** start of Records for this task **
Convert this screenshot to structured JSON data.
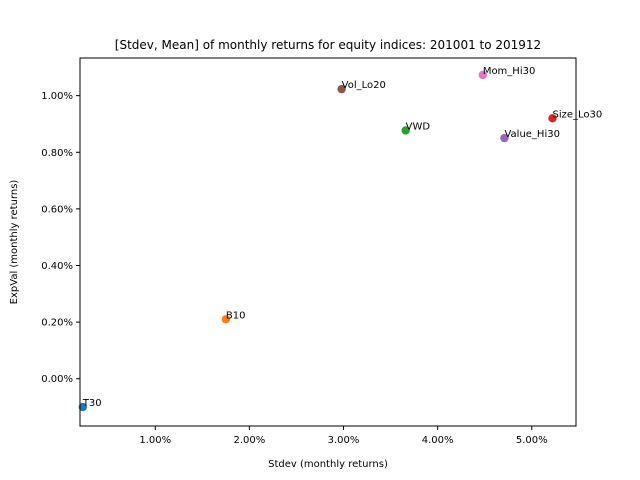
{
  "chart_data": {
    "type": "scatter",
    "title": "[Stdev, Mean] of monthly returns for equity indices: 201001 to 201912",
    "xlabel": "Stdev (monthly returns)",
    "ylabel": "ExpVal (monthly returns)",
    "xlim": [
      0.002,
      0.0547
    ],
    "ylim": [
      -0.00167,
      0.01133
    ],
    "x_ticks": [
      {
        "value": 0.01,
        "label": "1.00%"
      },
      {
        "value": 0.02,
        "label": "2.00%"
      },
      {
        "value": 0.03,
        "label": "3.00%"
      },
      {
        "value": 0.04,
        "label": "4.00%"
      },
      {
        "value": 0.05,
        "label": "5.00%"
      }
    ],
    "y_ticks": [
      {
        "value": 0.0,
        "label": "0.00%"
      },
      {
        "value": 0.002,
        "label": "0.20%"
      },
      {
        "value": 0.004,
        "label": "0.40%"
      },
      {
        "value": 0.006,
        "label": "0.60%"
      },
      {
        "value": 0.008,
        "label": "0.80%"
      },
      {
        "value": 0.01,
        "label": "1.00%"
      }
    ],
    "grid": false,
    "points": [
      {
        "label": "T30",
        "x": 0.0023,
        "y": -0.001,
        "color": "#1f77b4"
      },
      {
        "label": "B10",
        "x": 0.0175,
        "y": 0.0021,
        "color": "#ff7f0e"
      },
      {
        "label": "VWD",
        "x": 0.0366,
        "y": 0.00877,
        "color": "#2ca02c"
      },
      {
        "label": "Size_Lo30",
        "x": 0.0522,
        "y": 0.0092,
        "color": "#d62728"
      },
      {
        "label": "Value_Hi30",
        "x": 0.0471,
        "y": 0.0085,
        "color": "#9467bd"
      },
      {
        "label": "Vol_Lo20",
        "x": 0.0298,
        "y": 0.01023,
        "color": "#8c564b"
      },
      {
        "label": "Mom_Hi30",
        "x": 0.0448,
        "y": 0.01073,
        "color": "#e377c2"
      }
    ]
  }
}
** end of Records for this task **
Every line above should be returned exactly; the pictures stay out.

→ Task answer
Convert this screenshot to structured JSON data.
{
  "chart_data": {
    "type": "scatter",
    "title": "[Stdev, Mean] of monthly returns for equity indices: 201001 to 201912",
    "xlabel": "Stdev (monthly returns)",
    "ylabel": "ExpVal (monthly returns)",
    "xlim": [
      0.002,
      0.0547
    ],
    "ylim": [
      -0.00167,
      0.01133
    ],
    "x_ticks": [
      {
        "value": 0.01,
        "label": "1.00%"
      },
      {
        "value": 0.02,
        "label": "2.00%"
      },
      {
        "value": 0.03,
        "label": "3.00%"
      },
      {
        "value": 0.04,
        "label": "4.00%"
      },
      {
        "value": 0.05,
        "label": "5.00%"
      }
    ],
    "y_ticks": [
      {
        "value": 0.0,
        "label": "0.00%"
      },
      {
        "value": 0.002,
        "label": "0.20%"
      },
      {
        "value": 0.004,
        "label": "0.40%"
      },
      {
        "value": 0.006,
        "label": "0.60%"
      },
      {
        "value": 0.008,
        "label": "0.80%"
      },
      {
        "value": 0.01,
        "label": "1.00%"
      }
    ],
    "grid": false,
    "points": [
      {
        "label": "T30",
        "x": 0.0023,
        "y": -0.001,
        "color": "#1f77b4"
      },
      {
        "label": "B10",
        "x": 0.0175,
        "y": 0.0021,
        "color": "#ff7f0e"
      },
      {
        "label": "VWD",
        "x": 0.0366,
        "y": 0.00877,
        "color": "#2ca02c"
      },
      {
        "label": "Size_Lo30",
        "x": 0.0522,
        "y": 0.0092,
        "color": "#d62728"
      },
      {
        "label": "Value_Hi30",
        "x": 0.0471,
        "y": 0.0085,
        "color": "#9467bd"
      },
      {
        "label": "Vol_Lo20",
        "x": 0.0298,
        "y": 0.01023,
        "color": "#8c564b"
      },
      {
        "label": "Mom_Hi30",
        "x": 0.0448,
        "y": 0.01073,
        "color": "#e377c2"
      }
    ]
  }
}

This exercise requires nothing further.